# PROBLEM TO SOLVE
Write out the material exactly, with the pictures left out.

======== RECORD LIST ========

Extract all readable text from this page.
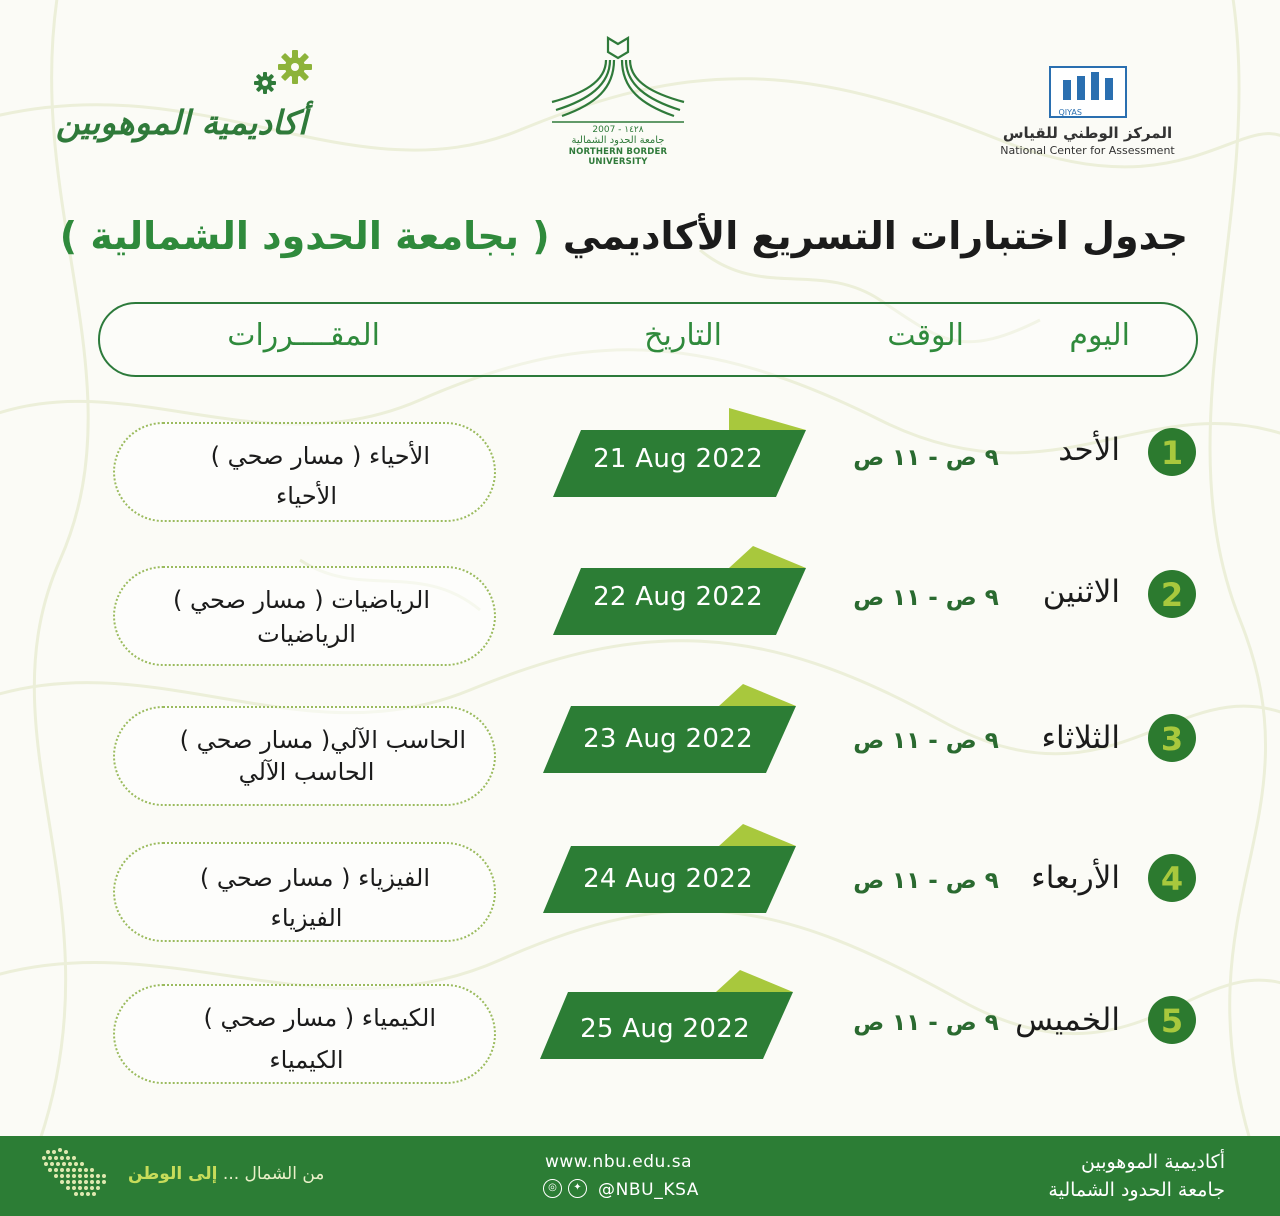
QIYAS
المركز الوطني للقياس
National Center for Assessment
2007 - ١٤٢٨
جامعة الحدود الشمالية
NORTHERN BORDER UNIVERSITY
أكاديمية الموهوبين
جدول اختبارات التسريع الأكاديمي ( بجامعة الحدود الشمالية )
اليوم
الوقت
التاريخ
المقــــررات
1
الأحد
٩ ص - ١١ ص
21 Aug 2022
الأحياء ( مسار صحي )
الأحياء
2
الاثنين
٩ ص - ١١ ص
22 Aug 2022
الرياضيات ( مسار صحي )
الرياضيات
3
الثلاثاء
٩ ص - ١١ ص
23 Aug 2022
الحاسب الآلي( مسار صحي )
الحاسب الآلي
4
الأربعاء
٩ ص - ١١ ص
24 Aug 2022
الفيزياء ( مسار صحي )
الفيزياء
5
الخميس
٩ ص - ١١ ص
25 Aug 2022
الكيمياء ( مسار صحي )
الكيمياء
من الشمال ... إلى الوطن
www.nbu.edu.sa
◎	✦ @NBU_KSA
أكاديمية الموهوبين
جامعة الحدود الشمالية
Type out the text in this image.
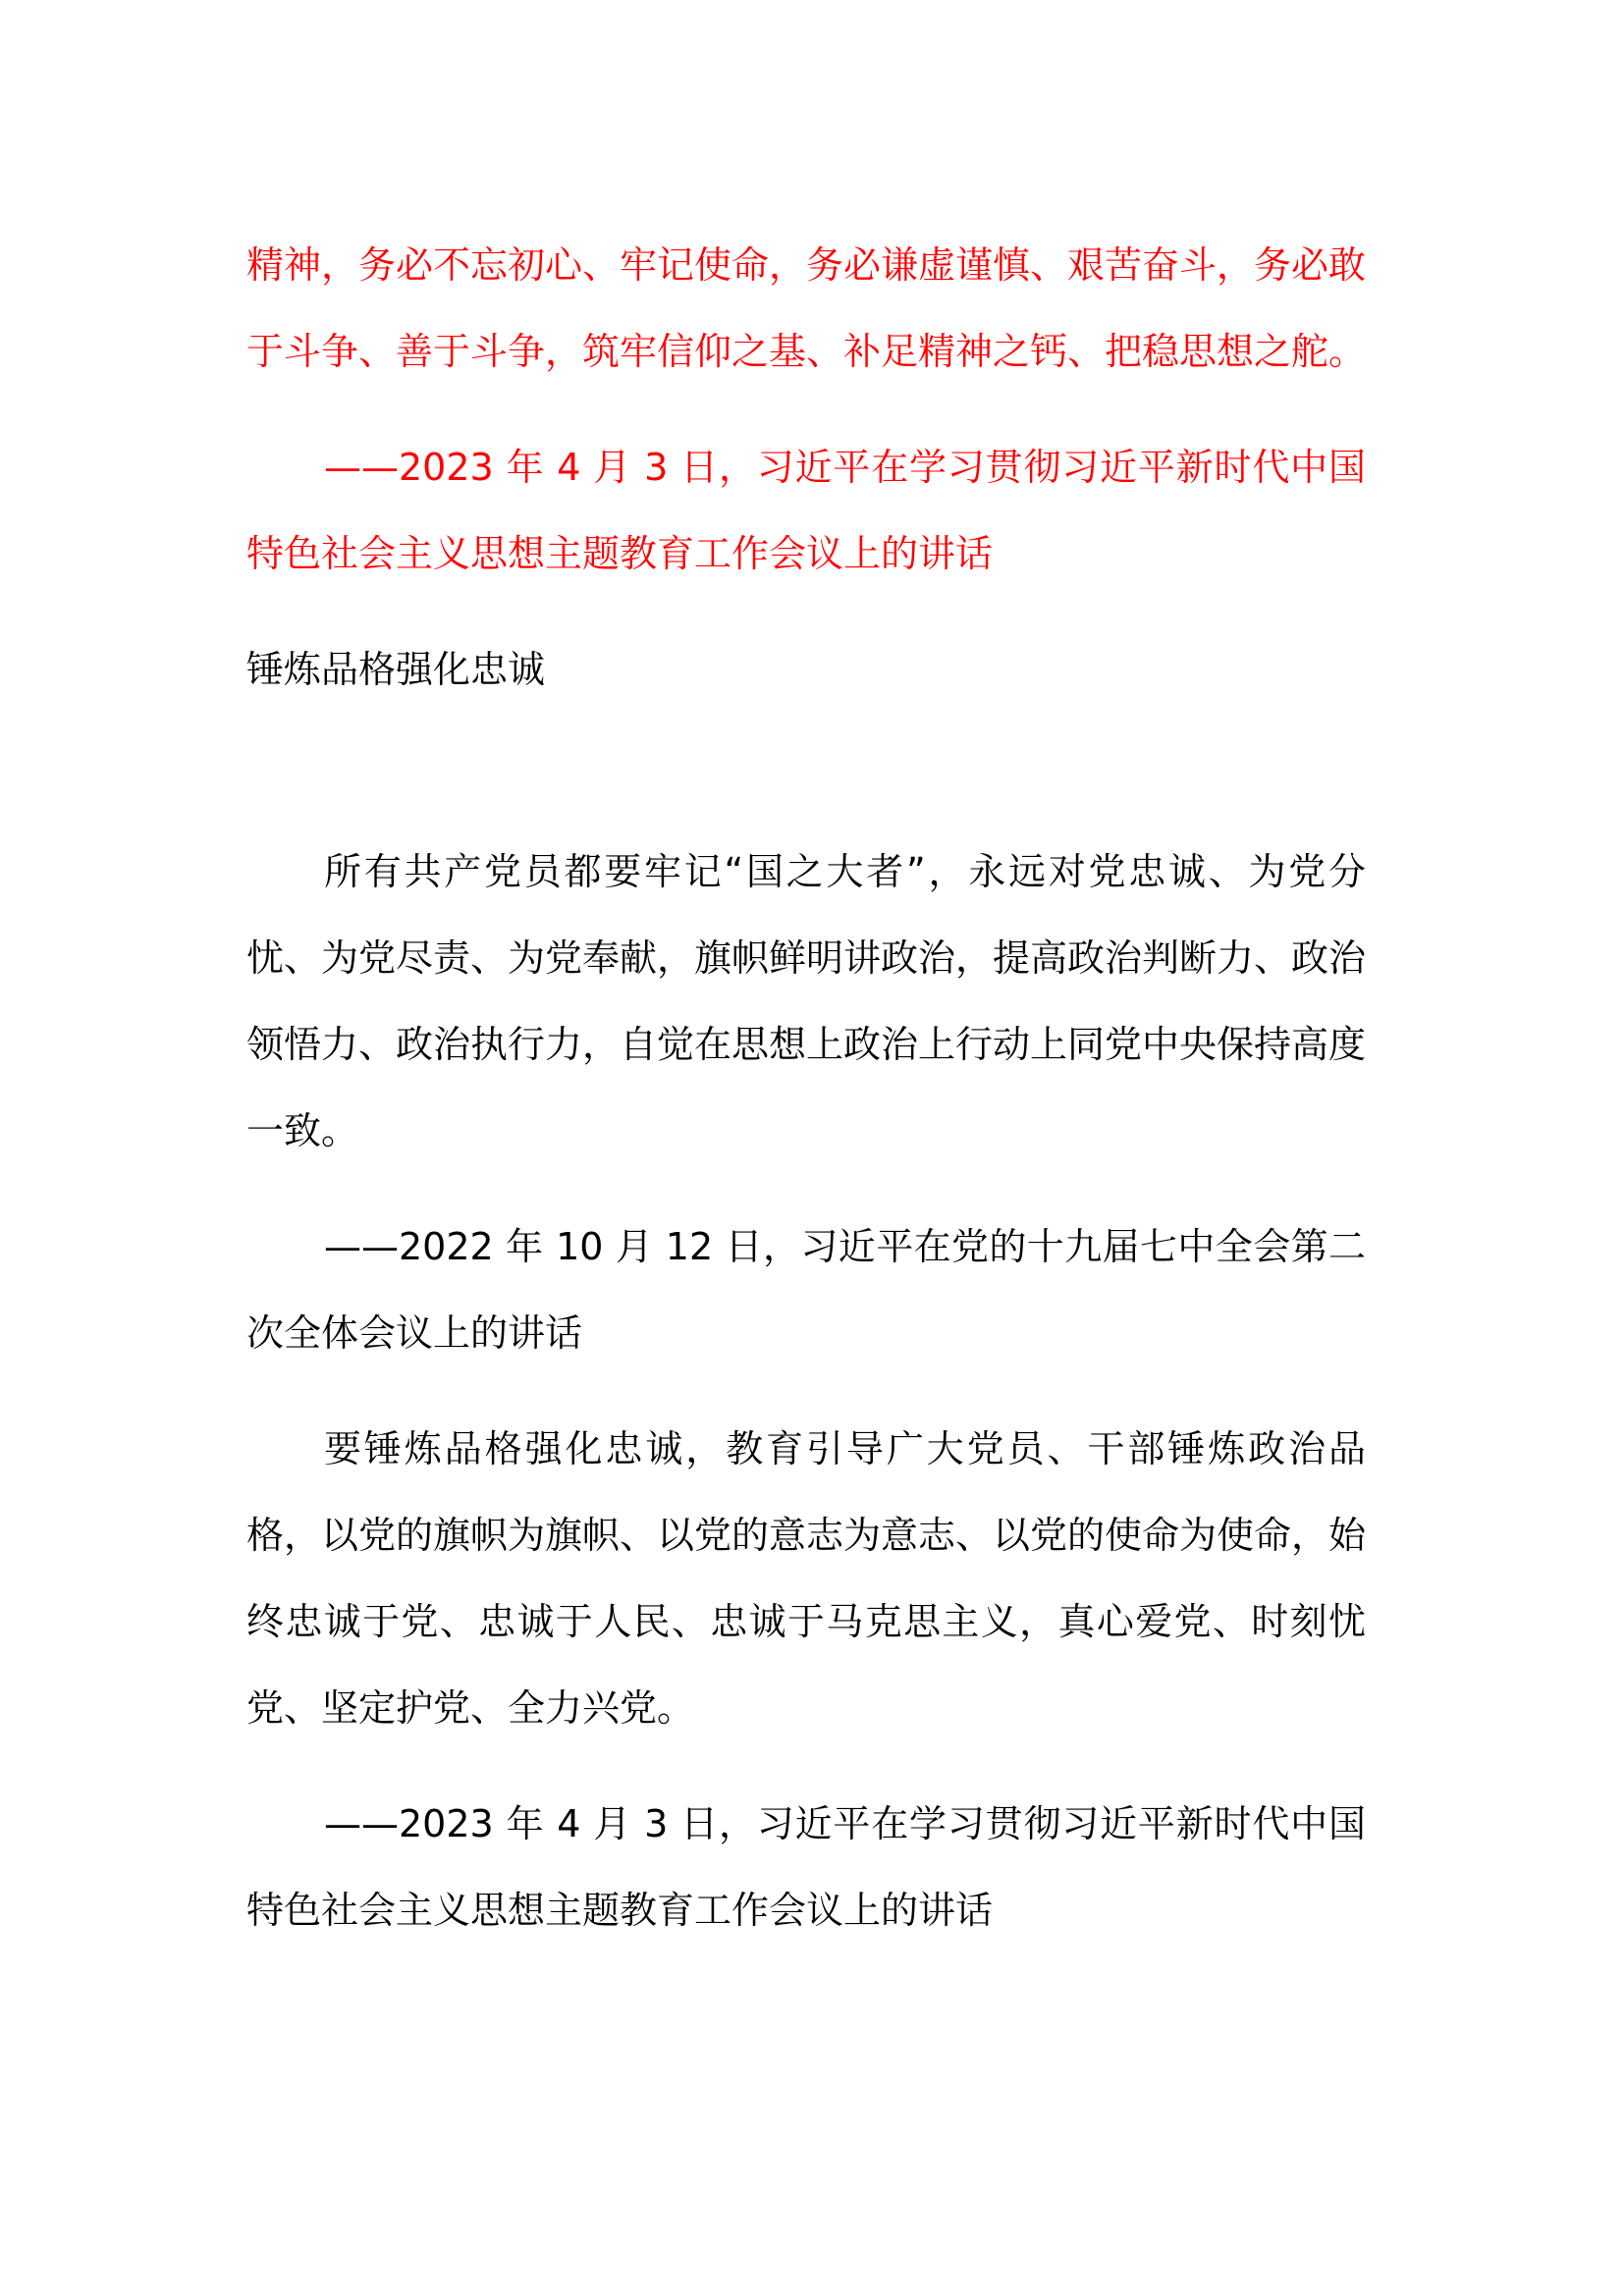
精神，务必不忘初心、牢记使命，务必谦虚谨慎、艰苦奋斗，务必敢于斗争、善于斗争，筑牢信仰之基、补足精神之钙、把稳思想之舵。

——2023 年 4 月 3 日，习近平在学习贯彻习近平新时代中国特色社会主义思想主题教育工作会议上的讲话

锤炼品格强化忠诚

所有共产党员都要牢记“国之大者”，永远对党忠诚、为党分忧、为党尽责、为党奉献，旗帜鲜明讲政治，提高政治判断力、政治领悟力、政治执行力，自觉在思想上政治上行动上同党中央保持高度一致。

——2022 年 10 月 12 日，习近平在党的十九届七中全会第二次全体会议上的讲话

要锤炼品格强化忠诚，教育引导广大党员、干部锤炼政治品格，以党的旗帜为旗帜、以党的意志为意志、以党的使命为使命，始终忠诚于党、忠诚于人民、忠诚于马克思主义，真心爱党、时刻忧党、坚定护党、全力兴党。

——2023 年 4 月 3 日，习近平在学习贯彻习近平新时代中国特色社会主义思想主题教育工作会议上的讲话
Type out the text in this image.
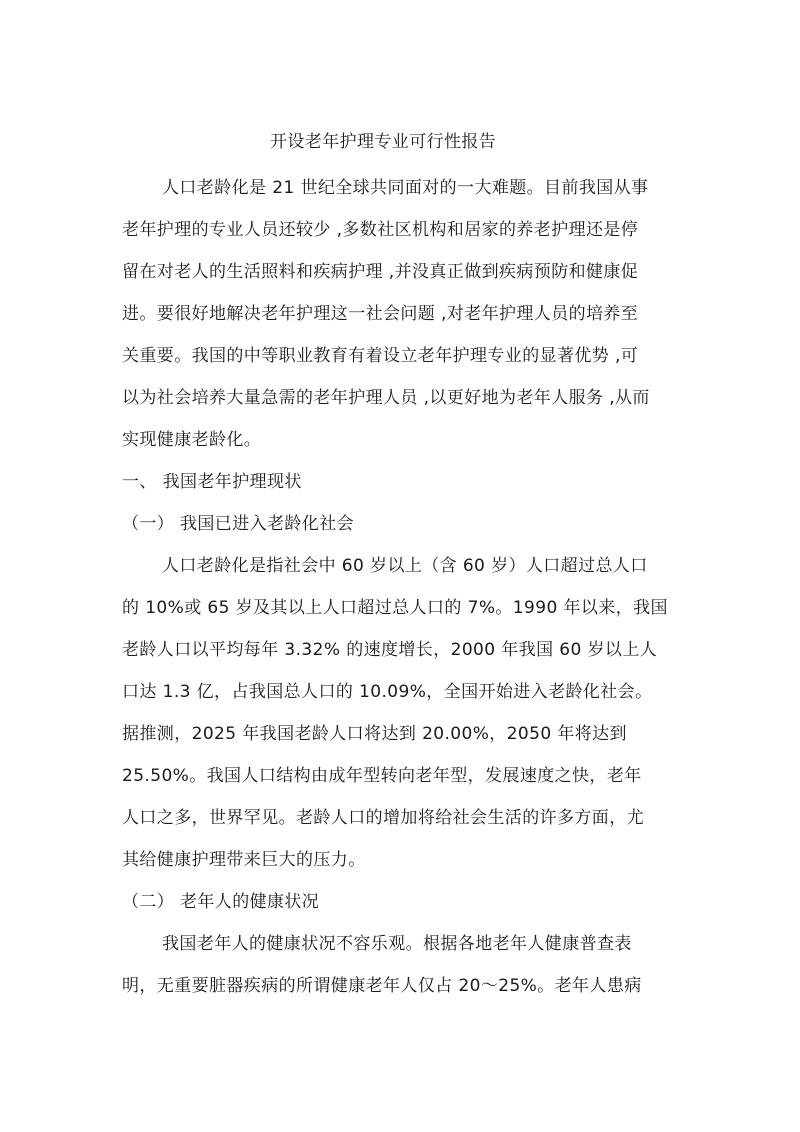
开设老年护理专业可行性报告
人口老龄化是 21 世纪全球共同面对的一大难题。目前我国从事
老年护理的专业人员还较少 ,多数社区机构和居家的养老护理还是停
留在对老人的生活照料和疾病护理 ,并没真正做到疾病预防和健康促
进。要很好地解决老年护理这一社会问题 ,对老年护理人员的培养至
关重要。我国的中等职业教育有着设立老年护理专业的显著优势 ,可
以为社会培养大量急需的老年护理人员 ,以更好地为老年人服务 ,从而
实现健康老龄化。
一、 我国老年护理现状
（一） 我国已进入老龄化社会
人口老龄化是指社会中 60 岁以上（含 60 岁）人口超过总人口
的 10%或 65 岁及其以上人口超过总人口的 7%。1990 年以来，我国
老龄人口以平均每年 3.32% 的速度增长，2000 年我国 60 岁以上人
口达 1.3 亿，占我国总人口的 10.09%，全国开始进入老龄化社会。
据推测，2025 年我国老龄人口将达到 20.00%，2050 年将达到
25.50%。我国人口结构由成年型转向老年型，发展速度之快，老年
人口之多，世界罕见。老龄人口的增加将给社会生活的许多方面，尤
其给健康护理带来巨大的压力。
（二） 老年人的健康状况
我国老年人的健康状况不容乐观。根据各地老年人健康普查表
明，无重要脏器疾病的所谓健康老年人仅占 20～25%。老年人患病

========

# SOLUTION FOR THIS PROBLEM
Extract all readable text from this page.
QIYAS
المركز الوطني للقياس
National Center for Assessment
2007 - ١٤٢٨
جامعة الحدود الشمالية
NORTHERN BORDER UNIVERSITY
أكاديمية الموهوبين
جدول اختبارات التسريع الأكاديمي ( بجامعة الحدود الشمالية )
اليوم
الوقت
التاريخ
المقــــررات
1
الأحد
٩ ص - ١١ ص
21 Aug 2022
الأحياء ( مسار صحي )
الأحياء
2
الاثنين
٩ ص - ١١ ص
22 Aug 2022
الرياضيات ( مسار صحي )
الرياضيات
3
الثلاثاء
٩ ص - ١١ ص
23 Aug 2022
الحاسب الآلي( مسار صحي )
الحاسب الآلي
4
الأربعاء
٩ ص - ١١ ص
24 Aug 2022
الفيزياء ( مسار صحي )
الفيزياء
5
الخميس
٩ ص - ١١ ص
25 Aug 2022
الكيمياء ( مسار صحي )
الكيمياء
من الشمال ... إلى الوطن
www.nbu.edu.sa
◎	✦ @NBU_KSA
أكاديمية الموهوبين
جامعة الحدود الشمالية
Type out the text in this image.
精神，务必不忘初心、牢记使命，务必谦虚谨慎、艰苦奋斗，务必敢于斗争、善于斗争，筑牢信仰之基、补足精神之钙、把稳思想之舵。

——2023 年 4 月 3 日，习近平在学习贯彻习近平新时代中国特色社会主义思想主题教育工作会议上的讲话

锤炼品格强化忠诚

所有共产党员都要牢记“国之大者”，永远对党忠诚、为党分忧、为党尽责、为党奉献，旗帜鲜明讲政治，提高政治判断力、政治领悟力、政治执行力，自觉在思想上政治上行动上同党中央保持高度一致。

——2022 年 10 月 12 日，习近平在党的十九届七中全会第二次全体会议上的讲话

要锤炼品格强化忠诚，教育引导广大党员、干部锤炼政治品格，以党的旗帜为旗帜、以党的意志为意志、以党的使命为使命，始终忠诚于党、忠诚于人民、忠诚于马克思主义，真心爱党、时刻忧党、坚定护党、全力兴党。

——2023 年 4 月 3 日，习近平在学习贯彻习近平新时代中国特色社会主义思想主题教育工作会议上的讲话
Type out the text in this image.
开设老年护理专业可行性报告
人口老龄化是 21 世纪全球共同面对的一大难题。目前我国从事
老年护理的专业人员还较少 ,多数社区机构和居家的养老护理还是停
留在对老人的生活照料和疾病护理 ,并没真正做到疾病预防和健康促
进。要很好地解决老年护理这一社会问题 ,对老年护理人员的培养至
关重要。我国的中等职业教育有着设立老年护理专业的显著优势 ,可
以为社会培养大量急需的老年护理人员 ,以更好地为老年人服务 ,从而
实现健康老龄化。
一、 我国老年护理现状
（一） 我国已进入老龄化社会
人口老龄化是指社会中 60 岁以上（含 60 岁）人口超过总人口
的 10%或 65 岁及其以上人口超过总人口的 7%。1990 年以来，我国
老龄人口以平均每年 3.32% 的速度增长，2000 年我国 60 岁以上人
口达 1.3 亿，占我国总人口的 10.09%，全国开始进入老龄化社会。
据推测，2025 年我国老龄人口将达到 20.00%，2050 年将达到
25.50%。我国人口结构由成年型转向老年型，发展速度之快，老年
人口之多，世界罕见。老龄人口的增加将给社会生活的许多方面，尤
其给健康护理带来巨大的压力。
（二） 老年人的健康状况
我国老年人的健康状况不容乐观。根据各地老年人健康普查表
明，无重要脏器疾病的所谓健康老年人仅占 20～25%。老年人患病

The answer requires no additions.